## Start

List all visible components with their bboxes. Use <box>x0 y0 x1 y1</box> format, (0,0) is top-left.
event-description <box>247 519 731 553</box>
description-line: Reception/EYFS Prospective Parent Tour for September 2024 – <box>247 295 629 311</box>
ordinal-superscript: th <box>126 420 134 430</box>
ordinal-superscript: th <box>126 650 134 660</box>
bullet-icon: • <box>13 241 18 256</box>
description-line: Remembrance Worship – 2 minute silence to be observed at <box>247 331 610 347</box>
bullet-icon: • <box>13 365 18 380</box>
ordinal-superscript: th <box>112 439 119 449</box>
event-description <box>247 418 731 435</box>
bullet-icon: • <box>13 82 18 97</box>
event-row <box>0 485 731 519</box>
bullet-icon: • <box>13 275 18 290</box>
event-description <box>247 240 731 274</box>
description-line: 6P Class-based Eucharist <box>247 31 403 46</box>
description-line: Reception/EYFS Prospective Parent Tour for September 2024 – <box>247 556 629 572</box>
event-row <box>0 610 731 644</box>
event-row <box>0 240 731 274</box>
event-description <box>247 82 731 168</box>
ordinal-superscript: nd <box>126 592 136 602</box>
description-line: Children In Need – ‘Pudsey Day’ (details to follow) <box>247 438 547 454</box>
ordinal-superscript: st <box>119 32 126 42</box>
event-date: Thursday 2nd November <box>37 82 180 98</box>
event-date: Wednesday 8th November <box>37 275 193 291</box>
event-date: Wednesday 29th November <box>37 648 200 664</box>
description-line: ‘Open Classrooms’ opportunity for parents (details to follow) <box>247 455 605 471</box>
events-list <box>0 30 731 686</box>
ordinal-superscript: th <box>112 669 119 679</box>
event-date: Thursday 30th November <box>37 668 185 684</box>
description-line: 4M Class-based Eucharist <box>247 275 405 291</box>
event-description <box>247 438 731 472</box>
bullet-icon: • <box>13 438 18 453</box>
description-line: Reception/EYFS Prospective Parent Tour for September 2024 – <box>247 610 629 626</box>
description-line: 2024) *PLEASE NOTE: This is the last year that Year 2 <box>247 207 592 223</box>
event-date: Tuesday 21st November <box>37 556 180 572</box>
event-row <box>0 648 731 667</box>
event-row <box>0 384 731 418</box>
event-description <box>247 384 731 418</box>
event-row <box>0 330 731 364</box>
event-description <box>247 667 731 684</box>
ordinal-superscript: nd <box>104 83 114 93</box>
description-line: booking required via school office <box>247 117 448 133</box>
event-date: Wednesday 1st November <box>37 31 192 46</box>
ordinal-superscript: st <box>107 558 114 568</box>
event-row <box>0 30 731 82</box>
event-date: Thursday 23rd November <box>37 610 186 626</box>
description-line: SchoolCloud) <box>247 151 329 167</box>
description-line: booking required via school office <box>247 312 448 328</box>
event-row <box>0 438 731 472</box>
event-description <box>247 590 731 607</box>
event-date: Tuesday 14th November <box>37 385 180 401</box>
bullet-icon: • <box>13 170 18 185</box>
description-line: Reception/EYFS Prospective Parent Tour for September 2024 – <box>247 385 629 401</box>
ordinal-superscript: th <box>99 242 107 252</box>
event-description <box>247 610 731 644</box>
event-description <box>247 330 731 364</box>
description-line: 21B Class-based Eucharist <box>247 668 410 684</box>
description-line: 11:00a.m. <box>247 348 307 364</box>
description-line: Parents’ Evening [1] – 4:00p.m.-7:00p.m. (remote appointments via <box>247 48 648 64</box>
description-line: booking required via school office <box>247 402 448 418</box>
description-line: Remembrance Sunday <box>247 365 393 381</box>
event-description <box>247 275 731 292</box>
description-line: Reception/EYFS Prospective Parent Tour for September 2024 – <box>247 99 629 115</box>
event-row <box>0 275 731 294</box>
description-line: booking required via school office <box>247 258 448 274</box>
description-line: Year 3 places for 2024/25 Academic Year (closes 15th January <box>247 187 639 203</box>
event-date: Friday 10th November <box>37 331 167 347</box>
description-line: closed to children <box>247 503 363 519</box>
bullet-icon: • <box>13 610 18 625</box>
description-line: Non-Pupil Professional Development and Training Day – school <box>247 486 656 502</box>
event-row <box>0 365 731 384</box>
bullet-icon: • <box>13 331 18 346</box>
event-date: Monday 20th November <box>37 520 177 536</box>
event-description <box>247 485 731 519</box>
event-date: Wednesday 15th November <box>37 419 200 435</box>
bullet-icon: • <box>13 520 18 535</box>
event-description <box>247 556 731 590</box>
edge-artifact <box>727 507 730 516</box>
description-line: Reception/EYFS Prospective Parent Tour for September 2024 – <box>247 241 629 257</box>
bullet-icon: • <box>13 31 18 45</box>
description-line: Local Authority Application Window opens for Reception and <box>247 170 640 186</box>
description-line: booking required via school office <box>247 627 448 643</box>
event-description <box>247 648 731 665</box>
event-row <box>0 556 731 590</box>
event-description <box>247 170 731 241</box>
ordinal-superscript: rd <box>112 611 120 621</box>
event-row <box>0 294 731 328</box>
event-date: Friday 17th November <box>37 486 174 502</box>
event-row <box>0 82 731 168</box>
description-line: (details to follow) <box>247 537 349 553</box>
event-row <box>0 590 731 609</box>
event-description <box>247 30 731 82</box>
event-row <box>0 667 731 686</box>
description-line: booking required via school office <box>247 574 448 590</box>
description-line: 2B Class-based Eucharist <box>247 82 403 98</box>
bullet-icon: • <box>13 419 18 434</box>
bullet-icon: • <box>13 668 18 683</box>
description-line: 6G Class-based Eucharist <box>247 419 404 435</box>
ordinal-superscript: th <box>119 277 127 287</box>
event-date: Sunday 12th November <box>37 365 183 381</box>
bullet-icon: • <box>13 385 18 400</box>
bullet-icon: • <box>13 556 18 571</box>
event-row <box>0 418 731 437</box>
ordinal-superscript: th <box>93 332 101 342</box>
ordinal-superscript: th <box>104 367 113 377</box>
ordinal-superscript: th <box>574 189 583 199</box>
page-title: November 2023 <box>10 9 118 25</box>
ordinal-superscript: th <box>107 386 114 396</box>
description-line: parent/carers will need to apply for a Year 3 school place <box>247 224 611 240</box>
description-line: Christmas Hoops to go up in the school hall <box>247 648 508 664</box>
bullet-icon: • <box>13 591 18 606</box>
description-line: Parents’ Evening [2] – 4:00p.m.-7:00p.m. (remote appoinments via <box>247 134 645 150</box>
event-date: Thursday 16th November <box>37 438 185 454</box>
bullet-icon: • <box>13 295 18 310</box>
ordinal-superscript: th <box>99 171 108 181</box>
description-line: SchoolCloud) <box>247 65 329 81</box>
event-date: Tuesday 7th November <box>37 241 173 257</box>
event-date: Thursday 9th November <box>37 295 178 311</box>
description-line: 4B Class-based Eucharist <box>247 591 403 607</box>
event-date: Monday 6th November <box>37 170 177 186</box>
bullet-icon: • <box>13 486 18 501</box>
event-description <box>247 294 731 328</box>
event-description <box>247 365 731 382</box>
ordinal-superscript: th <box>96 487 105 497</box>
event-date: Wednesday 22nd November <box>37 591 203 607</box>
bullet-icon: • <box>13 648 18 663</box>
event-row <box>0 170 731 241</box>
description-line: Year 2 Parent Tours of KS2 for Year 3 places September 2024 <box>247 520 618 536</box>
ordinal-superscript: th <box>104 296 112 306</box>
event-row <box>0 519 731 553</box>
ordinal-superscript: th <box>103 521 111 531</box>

## End

» EXERCISE DIRECTIONS
Can you turn every item above into a JSON list of strings, with one string for each line and blank lines left out?

» CORRECT OUTPUT
[
  "List all visible components with their bboxes. Use <box>x0 y0 x1 y1</box> format, (0,0) is top-left.",
  "event-description <box>247 519 731 553</box>",
  "description-line: Reception/EYFS Prospective Parent Tour for September 2024 – <box>247 295 629 311</box>",
  "ordinal-superscript: th <box>126 420 134 430</box>",
  "ordinal-superscript: th <box>126 650 134 660</box>",
  "bullet-icon: • <box>13 241 18 256</box>",
  "description-line: Remembrance Worship – 2 minute silence to be observed at <box>247 331 610 347</box>",
  "bullet-icon: • <box>13 365 18 380</box>",
  "ordinal-superscript: th <box>112 439 119 449</box>",
  "event-description <box>247 418 731 435</box>",
  "bullet-icon: • <box>13 82 18 97</box>",
  "event-row <box>0 485 731 519</box>",
  "bullet-icon: • <box>13 275 18 290</box>",
  "event-description <box>247 240 731 274</box>",
  "description-line: 6P Class-based Eucharist <box>247 31 403 46</box>",
  "description-line: Reception/EYFS Prospective Parent Tour for September 2024 – <box>247 556 629 572</box>",
  "event-row <box>0 610 731 644</box>",
  "event-row <box>0 240 731 274</box>",
  "event-description <box>247 82 731 168</box>",
  "ordinal-superscript: nd <box>126 592 136 602</box>",
  "description-line: Children In Need – ‘Pudsey Day’ (details to follow) <box>247 438 547 454</box>",
  "ordinal-superscript: st <box>119 32 126 42</box>",
  "event-date: Thursday 2nd November <box>37 82 180 98</box>",
  "event-date: Wednesday 8th November <box>37 275 193 291</box>",
  "event-date: Wednesday 29th November <box>37 648 200 664</box>",
  "description-line: ‘Open Classrooms’ opportunity for parents (details to follow) <box>247 455 605 471</box>",
  "events-list <box>0 30 731 686</box>",
  "ordinal-superscript: th <box>112 669 119 679</box>",
  "event-date: Thursday 30th November <box>37 668 185 684</box>",
  "description-line: 4M Class-based Eucharist <box>247 275 405 291</box>",
  "event-description <box>247 438 731 472</box>",
  "bullet-icon: • <box>13 438 18 453</box>",
  "description-line: Reception/EYFS Prospective Parent Tour for September 2024 – <box>247 610 629 626</box>",
  "description-line: 2024) *PLEASE NOTE: This is the last year that Year 2 <box>247 207 592 223</box>",
  "event-date: Tuesday 21st November <box>37 556 180 572</box>",
  "event-row <box>0 648 731 667</box>",
  "event-row <box>0 384 731 418</box>",
  "event-description <box>247 384 731 418</box>",
  "event-row <box>0 330 731 364</box>",
  "event-description <box>247 667 731 684</box>",
  "ordinal-superscript: nd <box>104 83 114 93</box>",
  "description-line: booking required via school office <box>247 117 448 133</box>",
  "event-date: Wednesday 1st November <box>37 31 192 46</box>",
  "ordinal-superscript: st <box>107 558 114 568</box>",
  "event-row <box>0 30 731 82</box>",
  "event-date: Thursday 23rd November <box>37 610 186 626</box>",
  "description-line: SchoolCloud) <box>247 151 329 167</box>",
  "description-line: booking required via school office <box>247 312 448 328</box>",
  "event-row <box>0 438 731 472</box>",
  "event-description <box>247 590 731 607</box>",
  "event-date: Tuesday 14th November <box>37 385 180 401</box>",
  "bullet-icon: • <box>13 170 18 185</box>",
  "description-line: Reception/EYFS Prospective Parent Tour for September 2024 – <box>247 385 629 401</box>",
  "ordinal-superscript: th <box>99 242 107 252</box>",
  "event-description <box>247 610 731 644</box>",
  "event-description <box>247 330 731 364</box>",
  "description-line: 21B Class-based Eucharist <box>247 668 410 684</box>",
  "description-line: 11:00a.m. <box>247 348 307 364</box>",
  "description-line: Parents’ Evening [1] – 4:00p.m.-7:00p.m. (remote appointments via <box>247 48 648 64</box>",
  "description-line: booking required via school office <box>247 402 448 418</box>",
  "description-line: Remembrance Sunday <box>247 365 393 381</box>",
  "event-description <box>247 275 731 292</box>",
  "description-line: Reception/EYFS Prospective Parent Tour for September 2024 – <box>247 99 629 115</box>",
  "event-row <box>0 275 731 294</box>",
  "description-line: booking required via school office <box>247 258 448 274</box>",
  "description-line: Year 3 places for 2024/25 Academic Year (closes 15th January <box>247 187 639 203</box>",
  "event-date: Friday 10th November <box>37 331 167 347</box>",
  "description-line: closed to children <box>247 503 363 519</box>",
  "bullet-icon: • <box>13 610 18 625</box>",
  "description-line: Non-Pupil Professional Development and Training Day – school <box>247 486 656 502</box>",
  "event-row <box>0 365 731 384</box>",
  "bullet-icon: • <box>13 331 18 346</box>",
  "event-date: Monday 20th November <box>37 520 177 536</box>",
  "event-description <box>247 485 731 519</box>",
  "event-date: Wednesday 15th November <box>37 419 200 435</box>",
  "bullet-icon: • <box>13 520 18 535</box>",
  "event-description <box>247 556 731 590</box>",
  "edge-artifact <box>727 507 730 516</box>",
  "description-line: Reception/EYFS Prospective Parent Tour for September 2024 – <box>247 241 629 257</box>",
  "bullet-icon: • <box>13 31 18 45</box>",
  "description-line: Local Authority Application Window opens for Reception and <box>247 170 640 186</box>",
  "description-line: booking required via school office <box>247 627 448 643</box>",
  "event-description <box>247 648 731 665</box>",
  "event-row <box>0 556 731 590</box>",
  "event-description <box>247 170 731 241</box>",
  "ordinal-superscript: rd <box>112 611 120 621</box>",
  "event-row <box>0 294 731 328</box>",
  "event-date: Friday 17th November <box>37 486 174 502</box>",
  "event-row <box>0 82 731 168</box>",
  "description-line: (details to follow) <box>247 537 349 553</box>",
  "event-row <box>0 590 731 609</box>",
  "event-description <box>247 30 731 82</box>",
  "event-row <box>0 667 731 686</box>",
  "description-line: booking required via school office <box>247 574 448 590</box>",
  "description-line: 2B Class-based Eucharist <box>247 82 403 98</box>",
  "bullet-icon: • <box>13 419 18 434</box>",
  "bullet-icon: • <box>13 668 18 683</box>",
  "description-line: 6G Class-based Eucharist <box>247 419 404 435</box>",
  "ordinal-superscript: th <box>119 277 127 287</box>",
  "event-date: Sunday 12th November <box>37 365 183 381</box>",
  "bullet-icon: • <box>13 385 18 400</box>",
  "bullet-icon: • <box>13 556 18 571</box>",
  "event-row <box>0 418 731 437</box>",
  "ordinal-superscript: th <box>93 332 101 342</box>",
  "ordinal-superscript: th <box>104 367 113 377</box>",
  "ordinal-superscript: th <box>574 189 583 199</box>",
  "page-title: November 2023 <box>10 9 118 25</box>",
  "ordinal-superscript: th <box>107 386 114 396</box>",
  "description-line: parent/carers will need to apply for a Year 3 school place <box>247 224 611 240</box>",
  "description-line: Christmas Hoops to go up in the school hall <box>247 648 508 664</box>",
  "bullet-icon: • <box>13 591 18 606</box>",
  "description-line: Parents’ Evening [2] – 4:00p.m.-7:00p.m. (remote appoinments via <box>247 134 645 150</box>",
  "event-date: Thursday 16th November <box>37 438 185 454</box>",
  "bullet-icon: • <box>13 295 18 310</box>",
  "ordinal-superscript: th <box>99 171 108 181</box>",
  "description-line: SchoolCloud) <box>247 65 329 81</box>",
  "event-date: Tuesday 7th November <box>37 241 173 257</box>",
  "event-date: Thursday 9th November <box>37 295 178 311</box>",
  "description-line: 4B Class-based Eucharist <box>247 591 403 607</box>",
  "event-date: Monday 6th November <box>37 170 177 186</box>",
  "bullet-icon: • <box>13 486 18 501</box>",
  "event-description <box>247 294 731 328</box>",
  "event-description <box>247 365 731 382</box>",
  "ordinal-superscript: th <box>96 487 105 497</box>",
  "event-date: Wednesday 22nd November <box>37 591 203 607</box>",
  "bullet-icon: • <box>13 648 18 663</box>",
  "event-row <box>0 170 731 241</box>",
  "description-line: Year 2 Parent Tours of KS2 for Year 3 places September 2024 <box>247 520 618 536</box>",
  "ordinal-superscript: th <box>104 296 112 306</box>",
  "event-row <box>0 519 731 553</box>",
  "ordinal-superscript: th <box>103 521 111 531</box>"
]